▶ PROBLEMS TO WORK ON
• a. Extract the stretch of the colonial history flashcards from "Untitled Flashcards Set" through "following Columbus's voyages.".
• b. Write what comes next in the colonial history flashcards, continuing after the last entry shown.

▶ PASSAGE SHOWN
########
Untitled Flashcards Set

Chapter 1

  • Columbian Exchange: The exchange of plants, animals, diseases, and technologies between the Americas and the rest of the world following Columbus's voyages.

  • Mestizo: A person of mixed Spanish and Native American ancestry.

  • Pueblo Revolt: A 1680 uprising of Pueblo people against Spanish colonizers in present-day New Mexico, temporarily driving the Spanish out.

  • Roanoke: The first English settlement in the New World, established in 1587, which mysteriously disappeared, earning the name "The Lost Colony."


Chapter 2

  • Jamestown: The first permanent English settlement in North America, founded in 1607 in Virginia.

  • House of Burgesses: The first elected legislative assembly in the New World, established in Virginia in 1619.

  • Headright System: A system granting land (usually 50 acres) to settlers who paid for their own or another's passage to Virginia.

  • Indentured Servitude: A system where individuals worked for a set period in exchange for passage to America and eventual freedom.

  • Bacon's Rebellion: A 1676 rebellion in Virginia led by Nathaniel Bacon against Governor William Berkeley, highlighting tensions between settlers and colonial authorities.

  • William Berkeley: Colonial governor of Virginia during Bacon’s Rebellion, criticized for favoring wealthy planters.

  • Pilgrims/Separatists: English Protestants who sought to separate from the Church of England and founded Plymouth Colony in 1620.
########
(Saved entries)
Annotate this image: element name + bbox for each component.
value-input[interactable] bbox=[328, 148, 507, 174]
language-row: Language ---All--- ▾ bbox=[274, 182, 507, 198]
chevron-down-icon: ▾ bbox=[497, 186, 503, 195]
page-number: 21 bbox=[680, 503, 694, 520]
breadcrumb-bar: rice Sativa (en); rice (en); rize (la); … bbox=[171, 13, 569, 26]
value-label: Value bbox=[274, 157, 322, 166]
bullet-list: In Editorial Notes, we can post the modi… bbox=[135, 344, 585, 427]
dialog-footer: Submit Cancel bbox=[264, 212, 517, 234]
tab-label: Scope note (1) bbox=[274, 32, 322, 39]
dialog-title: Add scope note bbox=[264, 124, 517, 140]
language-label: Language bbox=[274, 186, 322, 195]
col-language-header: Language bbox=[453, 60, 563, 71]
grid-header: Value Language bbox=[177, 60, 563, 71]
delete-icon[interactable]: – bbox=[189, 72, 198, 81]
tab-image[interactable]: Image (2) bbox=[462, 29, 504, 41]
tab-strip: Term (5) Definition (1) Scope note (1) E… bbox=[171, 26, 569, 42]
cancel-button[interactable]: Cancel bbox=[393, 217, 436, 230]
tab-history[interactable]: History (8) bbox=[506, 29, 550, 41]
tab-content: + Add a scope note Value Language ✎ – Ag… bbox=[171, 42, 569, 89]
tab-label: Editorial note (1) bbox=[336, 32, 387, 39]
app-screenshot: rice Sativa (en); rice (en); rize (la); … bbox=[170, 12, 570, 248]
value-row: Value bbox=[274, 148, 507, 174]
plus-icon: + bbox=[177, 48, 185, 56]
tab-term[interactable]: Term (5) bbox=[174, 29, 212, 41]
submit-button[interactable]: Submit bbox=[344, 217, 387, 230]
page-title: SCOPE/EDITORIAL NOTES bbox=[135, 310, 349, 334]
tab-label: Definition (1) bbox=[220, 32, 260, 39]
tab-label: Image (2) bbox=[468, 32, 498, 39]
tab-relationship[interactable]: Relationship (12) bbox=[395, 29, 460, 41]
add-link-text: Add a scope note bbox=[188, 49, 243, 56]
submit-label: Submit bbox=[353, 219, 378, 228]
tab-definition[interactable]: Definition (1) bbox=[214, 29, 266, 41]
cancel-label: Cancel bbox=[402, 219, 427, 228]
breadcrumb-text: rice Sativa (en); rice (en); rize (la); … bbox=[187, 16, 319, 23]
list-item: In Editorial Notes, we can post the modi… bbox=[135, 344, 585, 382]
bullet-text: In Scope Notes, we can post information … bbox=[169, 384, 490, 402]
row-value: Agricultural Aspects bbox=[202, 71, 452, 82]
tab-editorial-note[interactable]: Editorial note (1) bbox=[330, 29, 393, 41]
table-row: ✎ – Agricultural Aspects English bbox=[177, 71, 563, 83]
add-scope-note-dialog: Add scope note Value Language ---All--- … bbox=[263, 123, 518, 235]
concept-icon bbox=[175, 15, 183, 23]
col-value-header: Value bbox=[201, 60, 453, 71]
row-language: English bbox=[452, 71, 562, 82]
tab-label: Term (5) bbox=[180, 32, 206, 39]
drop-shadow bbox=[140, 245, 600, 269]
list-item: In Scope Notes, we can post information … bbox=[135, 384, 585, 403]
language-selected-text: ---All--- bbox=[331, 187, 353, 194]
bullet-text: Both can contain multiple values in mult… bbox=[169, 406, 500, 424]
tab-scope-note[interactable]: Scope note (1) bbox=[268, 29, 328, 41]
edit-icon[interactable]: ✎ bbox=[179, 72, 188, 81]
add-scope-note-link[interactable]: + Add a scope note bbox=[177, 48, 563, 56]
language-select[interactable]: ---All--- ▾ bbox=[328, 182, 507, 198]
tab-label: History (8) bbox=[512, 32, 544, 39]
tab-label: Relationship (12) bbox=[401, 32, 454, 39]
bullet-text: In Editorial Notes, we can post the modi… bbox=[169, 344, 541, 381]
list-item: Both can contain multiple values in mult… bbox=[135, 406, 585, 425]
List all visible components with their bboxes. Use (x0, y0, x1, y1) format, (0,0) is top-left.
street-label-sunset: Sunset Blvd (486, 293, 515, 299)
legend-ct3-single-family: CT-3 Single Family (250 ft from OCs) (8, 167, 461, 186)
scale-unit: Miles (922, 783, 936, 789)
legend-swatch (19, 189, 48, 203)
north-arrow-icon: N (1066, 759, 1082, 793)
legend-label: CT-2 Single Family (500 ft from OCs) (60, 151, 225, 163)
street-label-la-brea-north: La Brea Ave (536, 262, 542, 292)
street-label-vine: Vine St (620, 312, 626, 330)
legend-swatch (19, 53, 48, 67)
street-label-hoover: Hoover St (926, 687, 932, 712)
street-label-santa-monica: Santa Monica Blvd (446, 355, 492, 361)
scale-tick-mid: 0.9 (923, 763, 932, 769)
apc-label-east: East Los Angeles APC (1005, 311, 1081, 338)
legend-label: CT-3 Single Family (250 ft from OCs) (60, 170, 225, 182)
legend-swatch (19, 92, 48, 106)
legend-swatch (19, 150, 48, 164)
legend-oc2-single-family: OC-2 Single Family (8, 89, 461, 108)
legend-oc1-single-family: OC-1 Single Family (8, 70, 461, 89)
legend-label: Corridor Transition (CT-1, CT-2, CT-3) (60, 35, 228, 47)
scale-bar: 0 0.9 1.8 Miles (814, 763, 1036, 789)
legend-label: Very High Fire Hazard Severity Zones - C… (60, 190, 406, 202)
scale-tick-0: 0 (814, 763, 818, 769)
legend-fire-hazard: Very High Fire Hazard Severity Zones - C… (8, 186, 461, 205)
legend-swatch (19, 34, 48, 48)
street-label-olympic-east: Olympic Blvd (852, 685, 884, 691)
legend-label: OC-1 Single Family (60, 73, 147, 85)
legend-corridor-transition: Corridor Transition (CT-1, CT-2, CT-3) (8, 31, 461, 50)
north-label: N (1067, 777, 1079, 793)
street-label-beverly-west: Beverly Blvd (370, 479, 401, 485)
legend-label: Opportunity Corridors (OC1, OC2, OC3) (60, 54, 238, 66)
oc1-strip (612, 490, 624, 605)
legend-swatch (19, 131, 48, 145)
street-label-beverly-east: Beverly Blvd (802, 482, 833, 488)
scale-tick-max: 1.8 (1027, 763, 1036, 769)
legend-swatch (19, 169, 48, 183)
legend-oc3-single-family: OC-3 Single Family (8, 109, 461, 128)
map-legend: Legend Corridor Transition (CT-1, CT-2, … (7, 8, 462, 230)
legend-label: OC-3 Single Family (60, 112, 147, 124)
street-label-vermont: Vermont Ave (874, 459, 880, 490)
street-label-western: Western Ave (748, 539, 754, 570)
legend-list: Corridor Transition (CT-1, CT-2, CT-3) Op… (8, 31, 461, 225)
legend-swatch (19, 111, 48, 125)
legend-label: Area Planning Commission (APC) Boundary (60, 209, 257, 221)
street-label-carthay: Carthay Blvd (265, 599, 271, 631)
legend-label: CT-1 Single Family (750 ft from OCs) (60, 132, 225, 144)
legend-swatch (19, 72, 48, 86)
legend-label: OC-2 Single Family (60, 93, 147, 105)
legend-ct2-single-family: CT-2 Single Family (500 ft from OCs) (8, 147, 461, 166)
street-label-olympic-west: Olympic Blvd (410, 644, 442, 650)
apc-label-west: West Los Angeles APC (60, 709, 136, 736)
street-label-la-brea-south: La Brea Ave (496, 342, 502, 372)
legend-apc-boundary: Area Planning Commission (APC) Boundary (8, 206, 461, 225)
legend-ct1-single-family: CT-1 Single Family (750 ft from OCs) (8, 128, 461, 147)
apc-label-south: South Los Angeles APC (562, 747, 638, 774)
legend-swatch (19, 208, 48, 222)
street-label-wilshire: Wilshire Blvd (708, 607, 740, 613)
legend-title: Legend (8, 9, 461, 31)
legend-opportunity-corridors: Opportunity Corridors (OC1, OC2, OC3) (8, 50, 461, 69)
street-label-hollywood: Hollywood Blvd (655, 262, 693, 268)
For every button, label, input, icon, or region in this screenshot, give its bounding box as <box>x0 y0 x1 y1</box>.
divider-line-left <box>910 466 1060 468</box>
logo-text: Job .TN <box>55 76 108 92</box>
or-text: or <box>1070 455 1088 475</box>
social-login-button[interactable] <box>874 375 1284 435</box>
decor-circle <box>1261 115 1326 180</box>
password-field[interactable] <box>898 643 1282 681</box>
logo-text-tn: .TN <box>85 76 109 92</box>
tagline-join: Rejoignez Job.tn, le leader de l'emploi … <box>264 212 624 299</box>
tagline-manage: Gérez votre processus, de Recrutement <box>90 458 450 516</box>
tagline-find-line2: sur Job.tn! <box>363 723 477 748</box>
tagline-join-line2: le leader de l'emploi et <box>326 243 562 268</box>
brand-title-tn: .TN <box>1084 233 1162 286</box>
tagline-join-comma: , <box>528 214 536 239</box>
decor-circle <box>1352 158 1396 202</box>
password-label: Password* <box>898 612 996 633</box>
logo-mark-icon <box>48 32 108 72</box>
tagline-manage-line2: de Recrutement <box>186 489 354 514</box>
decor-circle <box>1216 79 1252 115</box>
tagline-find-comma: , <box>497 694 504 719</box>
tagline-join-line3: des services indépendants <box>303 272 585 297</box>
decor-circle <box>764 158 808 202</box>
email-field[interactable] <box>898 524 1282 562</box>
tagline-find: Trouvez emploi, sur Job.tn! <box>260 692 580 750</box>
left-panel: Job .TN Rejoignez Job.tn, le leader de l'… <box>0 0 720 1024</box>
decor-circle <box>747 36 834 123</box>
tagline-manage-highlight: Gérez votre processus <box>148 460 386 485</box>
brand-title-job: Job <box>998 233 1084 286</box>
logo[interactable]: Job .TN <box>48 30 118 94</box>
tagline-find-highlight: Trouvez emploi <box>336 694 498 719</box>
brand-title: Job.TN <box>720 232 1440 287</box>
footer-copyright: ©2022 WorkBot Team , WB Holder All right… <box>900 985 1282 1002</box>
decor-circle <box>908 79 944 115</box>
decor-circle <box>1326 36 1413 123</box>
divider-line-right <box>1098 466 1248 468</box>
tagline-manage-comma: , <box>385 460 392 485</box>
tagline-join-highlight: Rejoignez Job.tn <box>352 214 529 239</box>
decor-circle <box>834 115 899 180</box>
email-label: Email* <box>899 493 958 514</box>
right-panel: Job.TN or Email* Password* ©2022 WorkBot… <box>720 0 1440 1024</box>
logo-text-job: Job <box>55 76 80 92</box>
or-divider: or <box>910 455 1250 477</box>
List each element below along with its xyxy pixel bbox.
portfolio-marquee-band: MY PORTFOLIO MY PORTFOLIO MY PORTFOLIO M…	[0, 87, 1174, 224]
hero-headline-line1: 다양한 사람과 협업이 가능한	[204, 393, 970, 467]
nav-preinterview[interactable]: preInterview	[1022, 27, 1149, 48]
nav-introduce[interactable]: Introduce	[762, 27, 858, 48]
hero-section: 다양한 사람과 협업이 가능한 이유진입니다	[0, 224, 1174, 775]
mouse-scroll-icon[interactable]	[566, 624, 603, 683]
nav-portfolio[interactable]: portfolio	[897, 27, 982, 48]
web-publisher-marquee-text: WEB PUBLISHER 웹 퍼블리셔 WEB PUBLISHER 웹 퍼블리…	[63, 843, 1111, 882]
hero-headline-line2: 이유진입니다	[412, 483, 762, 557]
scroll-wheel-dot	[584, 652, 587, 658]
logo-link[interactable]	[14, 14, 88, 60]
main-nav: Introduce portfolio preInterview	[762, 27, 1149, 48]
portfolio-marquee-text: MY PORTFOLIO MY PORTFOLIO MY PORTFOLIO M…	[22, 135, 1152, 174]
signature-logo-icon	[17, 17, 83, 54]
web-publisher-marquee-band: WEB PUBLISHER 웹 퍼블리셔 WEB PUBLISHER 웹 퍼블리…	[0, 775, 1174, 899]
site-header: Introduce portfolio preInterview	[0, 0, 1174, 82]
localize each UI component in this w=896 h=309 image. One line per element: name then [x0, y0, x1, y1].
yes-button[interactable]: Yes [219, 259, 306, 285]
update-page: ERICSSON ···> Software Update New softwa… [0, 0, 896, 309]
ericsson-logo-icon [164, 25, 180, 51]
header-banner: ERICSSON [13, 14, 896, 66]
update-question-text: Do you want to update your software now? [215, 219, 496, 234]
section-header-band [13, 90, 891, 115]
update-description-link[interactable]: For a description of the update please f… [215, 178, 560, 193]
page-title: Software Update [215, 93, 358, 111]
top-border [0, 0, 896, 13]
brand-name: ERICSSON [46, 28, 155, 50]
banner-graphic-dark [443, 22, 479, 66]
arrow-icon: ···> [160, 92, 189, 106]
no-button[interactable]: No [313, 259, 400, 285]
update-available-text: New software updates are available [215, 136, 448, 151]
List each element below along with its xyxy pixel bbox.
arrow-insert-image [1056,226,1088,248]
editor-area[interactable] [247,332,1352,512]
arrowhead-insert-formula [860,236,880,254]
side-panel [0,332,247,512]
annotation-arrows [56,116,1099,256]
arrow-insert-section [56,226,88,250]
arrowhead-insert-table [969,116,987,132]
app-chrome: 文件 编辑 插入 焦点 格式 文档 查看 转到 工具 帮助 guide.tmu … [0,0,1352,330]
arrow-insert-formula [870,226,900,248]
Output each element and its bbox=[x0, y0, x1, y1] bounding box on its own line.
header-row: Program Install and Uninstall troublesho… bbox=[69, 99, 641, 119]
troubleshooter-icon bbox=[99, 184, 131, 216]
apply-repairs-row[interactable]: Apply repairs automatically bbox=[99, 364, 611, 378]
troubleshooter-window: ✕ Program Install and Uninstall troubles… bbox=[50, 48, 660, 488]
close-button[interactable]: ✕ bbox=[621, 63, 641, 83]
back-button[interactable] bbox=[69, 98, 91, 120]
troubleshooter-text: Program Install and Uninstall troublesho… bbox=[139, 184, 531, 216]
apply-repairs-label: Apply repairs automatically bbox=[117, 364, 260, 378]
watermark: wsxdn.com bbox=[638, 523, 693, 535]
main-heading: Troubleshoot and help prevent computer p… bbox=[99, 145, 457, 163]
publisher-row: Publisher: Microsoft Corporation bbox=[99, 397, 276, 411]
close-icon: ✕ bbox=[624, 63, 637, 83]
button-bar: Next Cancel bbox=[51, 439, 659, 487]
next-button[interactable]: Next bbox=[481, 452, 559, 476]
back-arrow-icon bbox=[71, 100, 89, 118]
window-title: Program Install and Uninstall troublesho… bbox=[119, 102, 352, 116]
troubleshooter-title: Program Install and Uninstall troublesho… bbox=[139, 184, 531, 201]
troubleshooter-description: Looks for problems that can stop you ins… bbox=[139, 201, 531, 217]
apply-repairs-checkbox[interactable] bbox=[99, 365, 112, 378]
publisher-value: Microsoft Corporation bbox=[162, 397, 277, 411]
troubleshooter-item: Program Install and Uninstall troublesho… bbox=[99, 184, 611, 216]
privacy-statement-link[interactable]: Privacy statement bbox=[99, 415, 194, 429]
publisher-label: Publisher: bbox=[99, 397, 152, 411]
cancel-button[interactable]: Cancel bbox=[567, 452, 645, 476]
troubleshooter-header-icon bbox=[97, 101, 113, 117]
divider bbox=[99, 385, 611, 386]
########
▶ ANSWERS BELOW
• a.
Untitled Flashcards Set

Chapter 1

  • Columbian Exchange: The exchange of plants, animals, diseases, and technologies between the Americas and the rest of the world following Columbus's voyages.

• b.
  • Predestination: The belief that God has predetermined who will be saved and who will be damned, central to Puritan theology.

  • Mayflower Compact: A 1620 agreement among Pilgrims for self-government in Plymouth Colony.

  • Plymouth Colony: The colony established by the Pilgrims in 1620 in present-day Massachusetts.

  • William Bradford: A Pilgrim leader and longtime governor of Plymouth Colony.

  • John Winthrop: Governor of Massachusetts Bay Colony, known for envisioning it as a "city upon a hill."

  • Anne Hutchinson (antinomianism): A Puritan woman who challenged church authority and was banished from Massachusetts for her religious beliefs.

  • Roger Williams: Founder of Rhode Island, an advocate for religious freedom and separation of church and state.

  • Halfway Covenant: A policy allowing partial church membership for the descendants of Puritans.

  • William Penn: Founder of Pennsylvania, a Quaker who promoted religious tolerance.

  • Quakers: A religious group known for pacifism and belief in the "Inner Light."

  • James Oglethorpe: Founder of Georgia, which was established as a haven for debtors.

  • Mercantilism: An economic policy where colonies existed to benefit the mother country by providing raw materials and markets.

  • Navigation Acts: British trade laws restricting colonial trade to benefit England.


Chapter 3

  • Stono Rebellion: A 1739 slave uprising in South Carolina that led to stricter slave codes.

  • Great Awakening: A religious revival in the 18th century that emphasized emotional preaching and individual faith.

  • Enlightenment: An intellectual movement emphasizing reason, science, and individual rights.

  • John Locke: Enlightenment thinker who influenced American political thought, advocating for natural rights and the social contract.


Chapter 4

  • Salutary Neglect: British policy of lax enforcement of laws in the American colonies, allowing them to develop independently.

  • Albany Congress: A 1754 meeting aimed at uniting the colonies against French threats.

  • Seven Years’ War/French and Indian War: A conflict between Britain and France over North American territory, ending with the Treaty of Paris (1763).

  • Proclamation of 1763: A British decree forbidding colonial settlement west of the Appalachian Mountains.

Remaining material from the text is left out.